# The exercise
Would you return the complete listing below word for word?

+++

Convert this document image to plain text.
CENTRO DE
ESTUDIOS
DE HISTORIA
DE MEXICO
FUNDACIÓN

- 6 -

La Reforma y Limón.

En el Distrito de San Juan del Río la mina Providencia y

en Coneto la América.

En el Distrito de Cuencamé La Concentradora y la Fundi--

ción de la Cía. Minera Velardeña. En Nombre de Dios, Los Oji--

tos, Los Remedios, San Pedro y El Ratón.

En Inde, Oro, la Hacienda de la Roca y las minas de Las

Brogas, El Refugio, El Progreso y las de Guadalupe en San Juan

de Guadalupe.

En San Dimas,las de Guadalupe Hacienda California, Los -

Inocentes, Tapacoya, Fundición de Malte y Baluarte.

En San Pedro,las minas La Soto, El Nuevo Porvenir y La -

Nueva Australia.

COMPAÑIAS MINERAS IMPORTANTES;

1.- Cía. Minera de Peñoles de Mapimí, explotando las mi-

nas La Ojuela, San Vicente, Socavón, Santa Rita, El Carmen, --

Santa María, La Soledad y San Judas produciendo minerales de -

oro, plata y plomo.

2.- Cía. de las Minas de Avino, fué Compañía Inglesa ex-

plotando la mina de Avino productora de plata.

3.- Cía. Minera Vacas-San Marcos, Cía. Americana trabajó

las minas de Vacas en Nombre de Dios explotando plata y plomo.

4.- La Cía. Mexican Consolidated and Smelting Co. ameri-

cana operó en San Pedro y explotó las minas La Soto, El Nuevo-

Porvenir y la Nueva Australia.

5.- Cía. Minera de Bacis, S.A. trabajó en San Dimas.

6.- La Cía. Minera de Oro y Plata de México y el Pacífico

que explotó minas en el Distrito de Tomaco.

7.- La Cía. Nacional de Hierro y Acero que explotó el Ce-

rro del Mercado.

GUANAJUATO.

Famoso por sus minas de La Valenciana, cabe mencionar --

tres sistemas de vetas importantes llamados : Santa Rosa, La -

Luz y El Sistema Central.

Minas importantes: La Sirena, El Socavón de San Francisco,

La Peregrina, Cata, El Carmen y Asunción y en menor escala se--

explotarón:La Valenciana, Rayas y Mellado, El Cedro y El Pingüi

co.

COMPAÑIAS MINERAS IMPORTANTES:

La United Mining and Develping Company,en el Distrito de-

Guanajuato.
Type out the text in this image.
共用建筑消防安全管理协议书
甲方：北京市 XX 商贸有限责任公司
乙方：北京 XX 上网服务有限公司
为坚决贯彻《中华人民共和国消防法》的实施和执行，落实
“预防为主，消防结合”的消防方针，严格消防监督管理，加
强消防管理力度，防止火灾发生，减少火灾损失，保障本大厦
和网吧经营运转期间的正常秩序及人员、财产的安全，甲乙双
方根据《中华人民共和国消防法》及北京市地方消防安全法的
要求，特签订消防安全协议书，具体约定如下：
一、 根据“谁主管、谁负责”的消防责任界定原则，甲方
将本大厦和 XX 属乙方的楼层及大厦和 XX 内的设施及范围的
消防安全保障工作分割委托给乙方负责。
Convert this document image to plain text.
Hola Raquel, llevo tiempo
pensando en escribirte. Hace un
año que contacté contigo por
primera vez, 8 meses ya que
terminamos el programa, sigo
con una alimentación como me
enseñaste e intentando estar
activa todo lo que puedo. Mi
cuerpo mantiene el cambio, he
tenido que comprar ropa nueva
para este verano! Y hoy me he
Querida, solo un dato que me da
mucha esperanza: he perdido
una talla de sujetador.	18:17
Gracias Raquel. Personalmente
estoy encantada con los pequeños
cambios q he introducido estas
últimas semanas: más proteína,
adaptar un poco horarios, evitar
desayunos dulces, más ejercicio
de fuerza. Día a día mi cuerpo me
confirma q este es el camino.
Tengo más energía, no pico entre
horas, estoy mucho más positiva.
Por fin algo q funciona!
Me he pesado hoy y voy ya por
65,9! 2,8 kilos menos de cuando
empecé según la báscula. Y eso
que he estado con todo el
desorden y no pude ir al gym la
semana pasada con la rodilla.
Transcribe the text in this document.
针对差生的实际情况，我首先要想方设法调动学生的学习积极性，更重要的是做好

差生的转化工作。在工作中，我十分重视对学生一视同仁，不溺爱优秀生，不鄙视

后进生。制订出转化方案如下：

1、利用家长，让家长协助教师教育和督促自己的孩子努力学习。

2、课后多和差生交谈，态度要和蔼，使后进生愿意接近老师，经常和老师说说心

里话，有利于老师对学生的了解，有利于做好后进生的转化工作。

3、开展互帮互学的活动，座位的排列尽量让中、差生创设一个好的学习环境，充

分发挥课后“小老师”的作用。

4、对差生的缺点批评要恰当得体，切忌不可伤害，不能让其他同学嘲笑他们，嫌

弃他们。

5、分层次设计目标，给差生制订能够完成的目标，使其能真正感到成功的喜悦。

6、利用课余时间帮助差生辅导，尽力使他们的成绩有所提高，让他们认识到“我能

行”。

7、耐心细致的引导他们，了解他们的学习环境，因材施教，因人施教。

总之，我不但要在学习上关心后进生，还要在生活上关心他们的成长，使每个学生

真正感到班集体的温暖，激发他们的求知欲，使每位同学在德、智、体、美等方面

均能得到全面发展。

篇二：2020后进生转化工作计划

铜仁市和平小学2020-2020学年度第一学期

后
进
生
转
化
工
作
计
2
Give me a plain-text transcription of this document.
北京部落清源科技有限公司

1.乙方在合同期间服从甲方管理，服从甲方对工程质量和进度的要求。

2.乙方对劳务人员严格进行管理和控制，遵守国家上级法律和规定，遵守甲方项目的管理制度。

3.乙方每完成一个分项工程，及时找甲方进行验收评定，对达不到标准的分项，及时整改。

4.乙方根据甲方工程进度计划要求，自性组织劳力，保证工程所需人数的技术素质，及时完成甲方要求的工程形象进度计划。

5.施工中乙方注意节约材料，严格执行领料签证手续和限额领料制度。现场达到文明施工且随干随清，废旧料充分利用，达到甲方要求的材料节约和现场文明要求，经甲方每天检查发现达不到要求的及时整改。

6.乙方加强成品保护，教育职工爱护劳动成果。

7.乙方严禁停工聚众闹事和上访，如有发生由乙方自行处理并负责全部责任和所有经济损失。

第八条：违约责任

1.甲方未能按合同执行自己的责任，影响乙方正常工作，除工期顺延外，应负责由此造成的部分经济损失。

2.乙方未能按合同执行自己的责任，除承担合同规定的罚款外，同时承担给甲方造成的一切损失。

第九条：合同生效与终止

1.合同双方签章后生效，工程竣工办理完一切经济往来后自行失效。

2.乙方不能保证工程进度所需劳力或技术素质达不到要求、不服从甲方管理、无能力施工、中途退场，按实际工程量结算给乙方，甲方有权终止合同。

+++

# Answer to this exercise
Convert this document image to plain text.
CENTRO DE
ESTUDIOS
DE HISTORIA
DE MEXICO
FUNDACIÓN

- 6 -

La Reforma y Limón.

En el Distrito de San Juan del Río la mina Providencia y

en Coneto la América.

En el Distrito de Cuencamé La Concentradora y la Fundi--

ción de la Cía. Minera Velardeña. En Nombre de Dios, Los Oji--

tos, Los Remedios, San Pedro y El Ratón.

En Inde, Oro, la Hacienda de la Roca y las minas de Las

Brogas, El Refugio, El Progreso y las de Guadalupe en San Juan

de Guadalupe.

En San Dimas,las de Guadalupe Hacienda California, Los -

Inocentes, Tapacoya, Fundición de Malte y Baluarte.

En San Pedro,las minas La Soto, El Nuevo Porvenir y La -

Nueva Australia.

COMPAÑIAS MINERAS IMPORTANTES;

1.- Cía. Minera de Peñoles de Mapimí, explotando las mi-

nas La Ojuela, San Vicente, Socavón, Santa Rita, El Carmen, --

Santa María, La Soledad y San Judas produciendo minerales de -

oro, plata y plomo.

2.- Cía. de las Minas de Avino, fué Compañía Inglesa ex-

plotando la mina de Avino productora de plata.

3.- Cía. Minera Vacas-San Marcos, Cía. Americana trabajó

las minas de Vacas en Nombre de Dios explotando plata y plomo.

4.- La Cía. Mexican Consolidated and Smelting Co. ameri-

cana operó en San Pedro y explotó las minas La Soto, El Nuevo-

Porvenir y la Nueva Australia.

5.- Cía. Minera de Bacis, S.A. trabajó en San Dimas.

6.- La Cía. Minera de Oro y Plata de México y el Pacífico

que explotó minas en el Distrito de Tomaco.

7.- La Cía. Nacional de Hierro y Acero que explotó el Ce-

rro del Mercado.

GUANAJUATO.

Famoso por sus minas de La Valenciana, cabe mencionar --

tres sistemas de vetas importantes llamados : Santa Rosa, La -

Luz y El Sistema Central.

Minas importantes: La Sirena, El Socavón de San Francisco,

La Peregrina, Cata, El Carmen y Asunción y en menor escala se--

explotarón:La Valenciana, Rayas y Mellado, El Cedro y El Pingüi

co.

COMPAÑIAS MINERAS IMPORTANTES:

La United Mining and Develping Company,en el Distrito de-

Guanajuato.
Type out the text in this image.
共用建筑消防安全管理协议书
甲方：北京市 XX 商贸有限责任公司
乙方：北京 XX 上网服务有限公司
为坚决贯彻《中华人民共和国消防法》的实施和执行，落实
“预防为主，消防结合”的消防方针，严格消防监督管理，加
强消防管理力度，防止火灾发生，减少火灾损失，保障本大厦
和网吧经营运转期间的正常秩序及人员、财产的安全，甲乙双
方根据《中华人民共和国消防法》及北京市地方消防安全法的
要求，特签订消防安全协议书，具体约定如下：
一、 根据“谁主管、谁负责”的消防责任界定原则，甲方
将本大厦和 XX 属乙方的楼层及大厦和 XX 内的设施及范围的
消防安全保障工作分割委托给乙方负责。
Convert this document image to plain text.
Hola Raquel, llevo tiempo
pensando en escribirte. Hace un
año que contacté contigo por
primera vez, 8 meses ya que
terminamos el programa, sigo
con una alimentación como me
enseñaste e intentando estar
activa todo lo que puedo. Mi
cuerpo mantiene el cambio, he
tenido que comprar ropa nueva
para este verano! Y hoy me he
Querida, solo un dato que me da
mucha esperanza: he perdido
una talla de sujetador.	18:17
Gracias Raquel. Personalmente
estoy encantada con los pequeños
cambios q he introducido estas
últimas semanas: más proteína,
adaptar un poco horarios, evitar
desayunos dulces, más ejercicio
de fuerza. Día a día mi cuerpo me
confirma q este es el camino.
Tengo más energía, no pico entre
horas, estoy mucho más positiva.
Por fin algo q funciona!
Me he pesado hoy y voy ya por
65,9! 2,8 kilos menos de cuando
empecé según la báscula. Y eso
que he estado con todo el
desorden y no pude ir al gym la
semana pasada con la rodilla.
Transcribe the text in this document.
针对差生的实际情况，我首先要想方设法调动学生的学习积极性，更重要的是做好

差生的转化工作。在工作中，我十分重视对学生一视同仁，不溺爱优秀生，不鄙视

后进生。制订出转化方案如下：

1、利用家长，让家长协助教师教育和督促自己的孩子努力学习。

2、课后多和差生交谈，态度要和蔼，使后进生愿意接近老师，经常和老师说说心

里话，有利于老师对学生的了解，有利于做好后进生的转化工作。

3、开展互帮互学的活动，座位的排列尽量让中、差生创设一个好的学习环境，充

分发挥课后“小老师”的作用。

4、对差生的缺点批评要恰当得体，切忌不可伤害，不能让其他同学嘲笑他们，嫌

弃他们。

5、分层次设计目标，给差生制订能够完成的目标，使其能真正感到成功的喜悦。

6、利用课余时间帮助差生辅导，尽力使他们的成绩有所提高，让他们认识到“我能

行”。

7、耐心细致的引导他们，了解他们的学习环境，因材施教，因人施教。

总之，我不但要在学习上关心后进生，还要在生活上关心他们的成长，使每个学生

真正感到班集体的温暖，激发他们的求知欲，使每位同学在德、智、体、美等方面

均能得到全面发展。

篇二：2020后进生转化工作计划

铜仁市和平小学2020-2020学年度第一学期

后
进
生
转
化
工
作
计
2
Give me a plain-text transcription of this document.
北京部落清源科技有限公司

1.乙方在合同期间服从甲方管理，服从甲方对工程质量和进度的要求。

2.乙方对劳务人员严格进行管理和控制，遵守国家上级法律和规定，遵守甲方项目的管理制度。

3.乙方每完成一个分项工程，及时找甲方进行验收评定，对达不到标准的分项，及时整改。

4.乙方根据甲方工程进度计划要求，自性组织劳力，保证工程所需人数的技术素质，及时完成甲方要求的工程形象进度计划。

5.施工中乙方注意节约材料，严格执行领料签证手续和限额领料制度。现场达到文明施工且随干随清，废旧料充分利用，达到甲方要求的材料节约和现场文明要求，经甲方每天检查发现达不到要求的及时整改。

6.乙方加强成品保护，教育职工爱护劳动成果。

7.乙方严禁停工聚众闹事和上访，如有发生由乙方自行处理并负责全部责任和所有经济损失。

第八条：违约责任

1.甲方未能按合同执行自己的责任，影响乙方正常工作，除工期顺延外，应负责由此造成的部分经济损失。

2.乙方未能按合同执行自己的责任，除承担合同规定的罚款外，同时承担给甲方造成的一切损失。

第九条：合同生效与终止

1.合同双方签章后生效，工程竣工办理完一切经济往来后自行失效。

2.乙方不能保证工程进度所需劳力或技术素质达不到要求、不服从甲方管理、无能力施工、中途退场，按实际工程量结算给乙方，甲方有权终止合同。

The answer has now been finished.